-- begin The input --

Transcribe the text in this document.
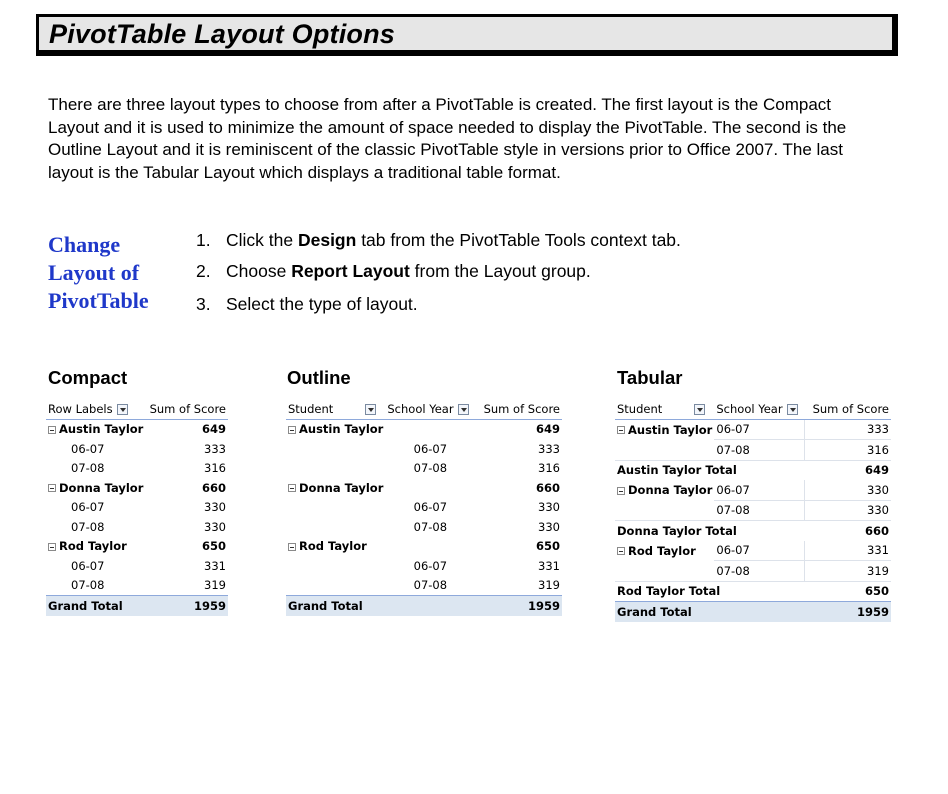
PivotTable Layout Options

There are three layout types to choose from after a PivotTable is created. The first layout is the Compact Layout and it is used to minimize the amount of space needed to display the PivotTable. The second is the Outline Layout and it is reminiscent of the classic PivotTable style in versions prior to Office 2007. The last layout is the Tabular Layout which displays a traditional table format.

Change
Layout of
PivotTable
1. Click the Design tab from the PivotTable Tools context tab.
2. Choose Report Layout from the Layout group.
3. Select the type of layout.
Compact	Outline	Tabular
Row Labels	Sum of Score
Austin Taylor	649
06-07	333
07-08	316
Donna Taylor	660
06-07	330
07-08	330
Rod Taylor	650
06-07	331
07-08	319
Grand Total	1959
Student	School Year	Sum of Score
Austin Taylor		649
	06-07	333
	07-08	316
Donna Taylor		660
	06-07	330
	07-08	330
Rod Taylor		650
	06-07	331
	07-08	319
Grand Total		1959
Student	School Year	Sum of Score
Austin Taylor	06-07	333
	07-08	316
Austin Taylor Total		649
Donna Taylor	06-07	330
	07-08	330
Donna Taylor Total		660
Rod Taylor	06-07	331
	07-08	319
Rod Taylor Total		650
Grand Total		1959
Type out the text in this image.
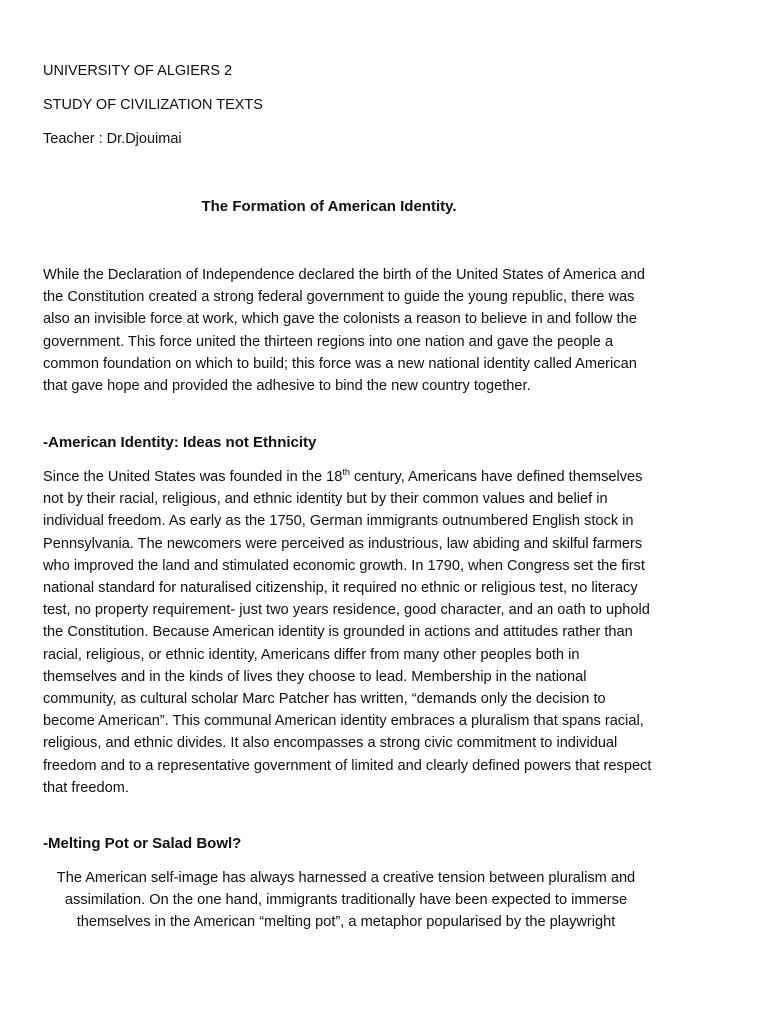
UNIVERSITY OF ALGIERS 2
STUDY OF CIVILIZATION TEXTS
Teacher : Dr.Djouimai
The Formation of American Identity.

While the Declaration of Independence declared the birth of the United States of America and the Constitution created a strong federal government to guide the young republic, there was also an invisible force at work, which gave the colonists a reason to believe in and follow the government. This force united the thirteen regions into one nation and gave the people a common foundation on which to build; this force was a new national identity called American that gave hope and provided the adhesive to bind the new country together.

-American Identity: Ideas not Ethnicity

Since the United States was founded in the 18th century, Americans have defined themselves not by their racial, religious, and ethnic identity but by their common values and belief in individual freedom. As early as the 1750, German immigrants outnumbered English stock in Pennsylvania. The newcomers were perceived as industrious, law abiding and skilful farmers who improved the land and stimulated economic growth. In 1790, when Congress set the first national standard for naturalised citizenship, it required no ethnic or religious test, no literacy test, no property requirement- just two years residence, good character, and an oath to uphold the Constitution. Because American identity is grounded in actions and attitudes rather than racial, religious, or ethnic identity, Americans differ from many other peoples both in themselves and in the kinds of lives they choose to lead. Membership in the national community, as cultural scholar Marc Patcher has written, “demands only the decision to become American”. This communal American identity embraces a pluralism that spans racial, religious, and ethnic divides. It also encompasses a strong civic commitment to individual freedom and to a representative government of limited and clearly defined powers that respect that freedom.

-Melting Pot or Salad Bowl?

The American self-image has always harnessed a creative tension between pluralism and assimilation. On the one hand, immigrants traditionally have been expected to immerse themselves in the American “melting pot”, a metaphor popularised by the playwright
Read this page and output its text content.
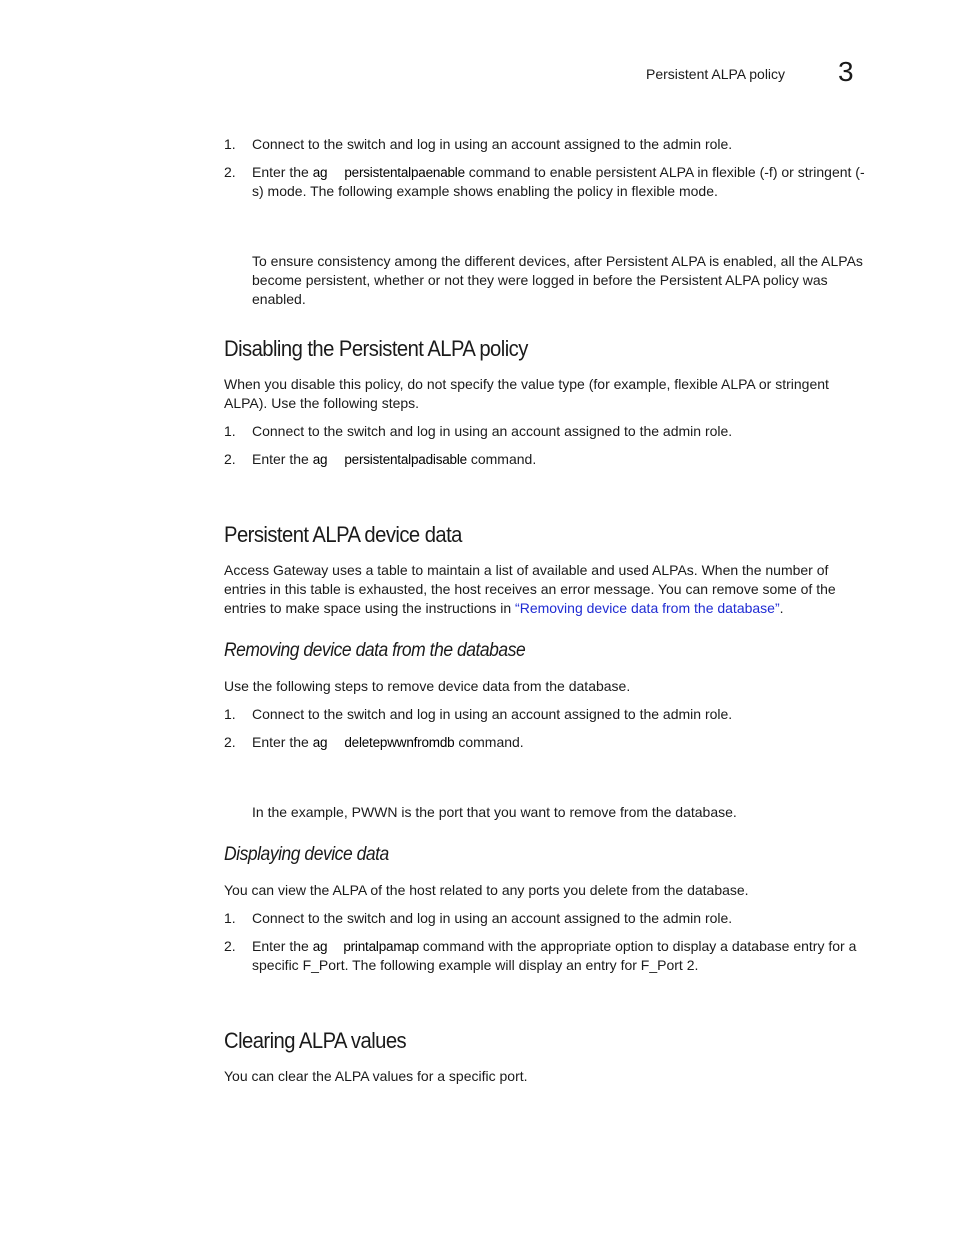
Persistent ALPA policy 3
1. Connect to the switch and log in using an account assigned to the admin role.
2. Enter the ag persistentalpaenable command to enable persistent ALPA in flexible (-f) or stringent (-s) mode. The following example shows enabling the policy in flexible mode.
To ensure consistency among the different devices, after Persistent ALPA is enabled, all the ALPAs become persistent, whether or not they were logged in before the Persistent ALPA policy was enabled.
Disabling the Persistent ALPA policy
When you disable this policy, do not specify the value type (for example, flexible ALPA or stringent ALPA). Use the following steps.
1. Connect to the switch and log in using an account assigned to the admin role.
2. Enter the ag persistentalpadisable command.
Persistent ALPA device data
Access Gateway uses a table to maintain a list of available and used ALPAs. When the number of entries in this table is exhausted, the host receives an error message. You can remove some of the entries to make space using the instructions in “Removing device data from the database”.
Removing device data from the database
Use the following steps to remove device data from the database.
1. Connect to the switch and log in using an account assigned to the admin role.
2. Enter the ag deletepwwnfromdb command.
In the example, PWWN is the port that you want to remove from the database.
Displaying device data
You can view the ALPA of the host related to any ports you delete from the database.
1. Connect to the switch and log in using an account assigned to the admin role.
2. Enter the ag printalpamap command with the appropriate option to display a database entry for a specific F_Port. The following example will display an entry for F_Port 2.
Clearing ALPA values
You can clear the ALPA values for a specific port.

-- end The input --

● Written problem
Reproduce all entries without any change, and omit the pictures.

● Task output
Transcribe the text in this document.
PivotTable Layout Options

There are three layout types to choose from after a PivotTable is created. The first layout is the Compact Layout and it is used to minimize the amount of space needed to display the PivotTable. The second is the Outline Layout and it is reminiscent of the classic PivotTable style in versions prior to Office 2007. The last layout is the Tabular Layout which displays a traditional table format.

Change
Layout of
PivotTable
1. Click the Design tab from the PivotTable Tools context tab.
2. Choose Report Layout from the Layout group.
3. Select the type of layout.
Compact	Outline	Tabular
Row Labels	Sum of Score
Austin Taylor	649
06-07	333
07-08	316
Donna Taylor	660
06-07	330
07-08	330
Rod Taylor	650
06-07	331
07-08	319
Grand Total	1959
Student	School Year	Sum of Score
Austin Taylor		649
	06-07	333
	07-08	316
Donna Taylor		660
	06-07	330
	07-08	330
Rod Taylor		650
	06-07	331
	07-08	319
Grand Total		1959
Student	School Year	Sum of Score
Austin Taylor	06-07	333
	07-08	316
Austin Taylor Total		649
Donna Taylor	06-07	330
	07-08	330
Donna Taylor Total		660
Rod Taylor	06-07	331
	07-08	319
Rod Taylor Total		650
Grand Total		1959
Type out the text in this image.
UNIVERSITY OF ALGIERS 2
STUDY OF CIVILIZATION TEXTS
Teacher : Dr.Djouimai
The Formation of American Identity.

While the Declaration of Independence declared the birth of the United States of America and the Constitution created a strong federal government to guide the young republic, there was also an invisible force at work, which gave the colonists a reason to believe in and follow the government. This force united the thirteen regions into one nation and gave the people a common foundation on which to build; this force was a new national identity called American that gave hope and provided the adhesive to bind the new country together.

-American Identity: Ideas not Ethnicity

Since the United States was founded in the 18th century, Americans have defined themselves not by their racial, religious, and ethnic identity but by their common values and belief in individual freedom. As early as the 1750, German immigrants outnumbered English stock in Pennsylvania. The newcomers were perceived as industrious, law abiding and skilful farmers who improved the land and stimulated economic growth. In 1790, when Congress set the first national standard for naturalised citizenship, it required no ethnic or religious test, no literacy test, no property requirement- just two years residence, good character, and an oath to uphold the Constitution. Because American identity is grounded in actions and attitudes rather than racial, religious, or ethnic identity, Americans differ from many other peoples both in themselves and in the kinds of lives they choose to lead. Membership in the national community, as cultural scholar Marc Patcher has written, “demands only the decision to become American”. This communal American identity embraces a pluralism that spans racial, religious, and ethnic divides. It also encompasses a strong civic commitment to individual freedom and to a representative government of limited and clearly defined powers that respect that freedom.

-Melting Pot or Salad Bowl?

The American self-image has always harnessed a creative tension between pluralism and assimilation. On the one hand, immigrants traditionally have been expected to immerse themselves in the American “melting pot”, a metaphor popularised by the playwright
Read this page and output its text content.
Persistent ALPA policy 3
1. Connect to the switch and log in using an account assigned to the admin role.
2. Enter the ag persistentalpaenable command to enable persistent ALPA in flexible (-f) or stringent (-s) mode. The following example shows enabling the policy in flexible mode.
To ensure consistency among the different devices, after Persistent ALPA is enabled, all the ALPAs become persistent, whether or not they were logged in before the Persistent ALPA policy was enabled.
Disabling the Persistent ALPA policy
When you disable this policy, do not specify the value type (for example, flexible ALPA or stringent ALPA). Use the following steps.
1. Connect to the switch and log in using an account assigned to the admin role.
2. Enter the ag persistentalpadisable command.
Persistent ALPA device data
Access Gateway uses a table to maintain a list of available and used ALPAs. When the number of entries in this table is exhausted, the host receives an error message. You can remove some of the entries to make space using the instructions in “Removing device data from the database”.
Removing device data from the database
Use the following steps to remove device data from the database.
1. Connect to the switch and log in using an account assigned to the admin role.
2. Enter the ag deletepwwnfromdb command.
In the example, PWWN is the port that you want to remove from the database.
Displaying device data
You can view the ALPA of the host related to any ports you delete from the database.
1. Connect to the switch and log in using an account assigned to the admin role.
2. Enter the ag printalpamap command with the appropriate option to display a database entry for a specific F_Port. The following example will display an entry for F_Port 2.
Clearing ALPA values
You can clear the ALPA values for a specific port.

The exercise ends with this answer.